(Data records)

[START]

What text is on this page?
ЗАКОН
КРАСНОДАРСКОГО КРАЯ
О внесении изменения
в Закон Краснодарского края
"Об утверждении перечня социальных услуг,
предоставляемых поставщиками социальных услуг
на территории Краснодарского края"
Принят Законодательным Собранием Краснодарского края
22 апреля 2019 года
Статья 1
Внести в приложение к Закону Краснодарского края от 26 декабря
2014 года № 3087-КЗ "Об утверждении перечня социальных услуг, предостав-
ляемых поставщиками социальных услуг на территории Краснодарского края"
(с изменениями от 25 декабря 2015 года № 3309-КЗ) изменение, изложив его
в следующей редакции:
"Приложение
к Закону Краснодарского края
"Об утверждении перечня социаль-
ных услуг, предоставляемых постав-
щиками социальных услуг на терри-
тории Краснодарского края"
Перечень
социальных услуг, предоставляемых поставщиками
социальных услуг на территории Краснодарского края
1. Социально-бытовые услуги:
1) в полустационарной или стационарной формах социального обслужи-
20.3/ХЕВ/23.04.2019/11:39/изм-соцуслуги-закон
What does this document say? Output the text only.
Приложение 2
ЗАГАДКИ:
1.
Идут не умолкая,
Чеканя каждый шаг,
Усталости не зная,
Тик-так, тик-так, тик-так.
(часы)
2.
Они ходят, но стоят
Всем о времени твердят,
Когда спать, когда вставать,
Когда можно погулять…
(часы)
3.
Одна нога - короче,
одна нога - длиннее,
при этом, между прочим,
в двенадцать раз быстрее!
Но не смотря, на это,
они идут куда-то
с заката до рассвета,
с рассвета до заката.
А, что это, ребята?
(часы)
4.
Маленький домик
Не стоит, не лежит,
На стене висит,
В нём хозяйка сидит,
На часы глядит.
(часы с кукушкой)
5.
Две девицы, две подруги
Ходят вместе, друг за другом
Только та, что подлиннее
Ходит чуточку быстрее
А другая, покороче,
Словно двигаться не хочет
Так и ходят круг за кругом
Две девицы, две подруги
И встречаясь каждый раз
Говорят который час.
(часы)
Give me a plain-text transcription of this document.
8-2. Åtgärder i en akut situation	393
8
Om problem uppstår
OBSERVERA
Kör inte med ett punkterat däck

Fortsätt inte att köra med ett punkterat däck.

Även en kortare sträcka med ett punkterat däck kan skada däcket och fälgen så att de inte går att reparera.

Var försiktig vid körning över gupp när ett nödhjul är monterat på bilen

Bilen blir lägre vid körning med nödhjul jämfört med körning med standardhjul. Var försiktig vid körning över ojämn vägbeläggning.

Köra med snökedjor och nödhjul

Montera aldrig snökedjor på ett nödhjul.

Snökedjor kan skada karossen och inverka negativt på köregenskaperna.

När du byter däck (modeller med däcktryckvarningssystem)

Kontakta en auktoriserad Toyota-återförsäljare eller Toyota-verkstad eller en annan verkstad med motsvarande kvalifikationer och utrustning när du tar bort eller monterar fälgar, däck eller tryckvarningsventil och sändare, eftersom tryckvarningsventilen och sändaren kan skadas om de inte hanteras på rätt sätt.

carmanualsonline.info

[END]

◆ Exercise instructions
Print the complete listing again, exactly as it stands.

◆ Exercise response
What text is on this page?
ЗАКОН
КРАСНОДАРСКОГО КРАЯ
О внесении изменения
в Закон Краснодарского края
"Об утверждении перечня социальных услуг,
предоставляемых поставщиками социальных услуг
на территории Краснодарского края"
Принят Законодательным Собранием Краснодарского края
22 апреля 2019 года
Статья 1
Внести в приложение к Закону Краснодарского края от 26 декабря
2014 года № 3087-КЗ "Об утверждении перечня социальных услуг, предостав-
ляемых поставщиками социальных услуг на территории Краснодарского края"
(с изменениями от 25 декабря 2015 года № 3309-КЗ) изменение, изложив его
в следующей редакции:
"Приложение
к Закону Краснодарского края
"Об утверждении перечня социаль-
ных услуг, предоставляемых постав-
щиками социальных услуг на терри-
тории Краснодарского края"
Перечень
социальных услуг, предоставляемых поставщиками
социальных услуг на территории Краснодарского края
1. Социально-бытовые услуги:
1) в полустационарной или стационарной формах социального обслужи-
20.3/ХЕВ/23.04.2019/11:39/изм-соцуслуги-закон
What does this document say? Output the text only.
Приложение 2
ЗАГАДКИ:
1.
Идут не умолкая,
Чеканя каждый шаг,
Усталости не зная,
Тик-так, тик-так, тик-так.
(часы)
2.
Они ходят, но стоят
Всем о времени твердят,
Когда спать, когда вставать,
Когда можно погулять…
(часы)
3.
Одна нога - короче,
одна нога - длиннее,
при этом, между прочим,
в двенадцать раз быстрее!
Но не смотря, на это,
они идут куда-то
с заката до рассвета,
с рассвета до заката.
А, что это, ребята?
(часы)
4.
Маленький домик
Не стоит, не лежит,
На стене висит,
В нём хозяйка сидит,
На часы глядит.
(часы с кукушкой)
5.
Две девицы, две подруги
Ходят вместе, друг за другом
Только та, что подлиннее
Ходит чуточку быстрее
А другая, покороче,
Словно двигаться не хочет
Так и ходят круг за кругом
Две девицы, две подруги
И встречаясь каждый раз
Говорят который час.
(часы)
Give me a plain-text transcription of this document.
8-2. Åtgärder i en akut situation	393
8
Om problem uppstår
OBSERVERA
Kör inte med ett punkterat däck

Fortsätt inte att köra med ett punkterat däck.

Även en kortare sträcka med ett punkterat däck kan skada däcket och fälgen så att de inte går att reparera.

Var försiktig vid körning över gupp när ett nödhjul är monterat på bilen

Bilen blir lägre vid körning med nödhjul jämfört med körning med standardhjul. Var försiktig vid körning över ojämn vägbeläggning.

Köra med snökedjor och nödhjul

Montera aldrig snökedjor på ett nödhjul.

Snökedjor kan skada karossen och inverka negativt på köregenskaperna.

När du byter däck (modeller med däcktryckvarningssystem)

Kontakta en auktoriserad Toyota-återförsäljare eller Toyota-verkstad eller en annan verkstad med motsvarande kvalifikationer och utrustning när du tar bort eller monterar fälgar, däck eller tryckvarningsventil och sändare, eftersom tryckvarningsventilen och sändaren kan skadas om de inte hanteras på rätt sätt.

carmanualsonline.info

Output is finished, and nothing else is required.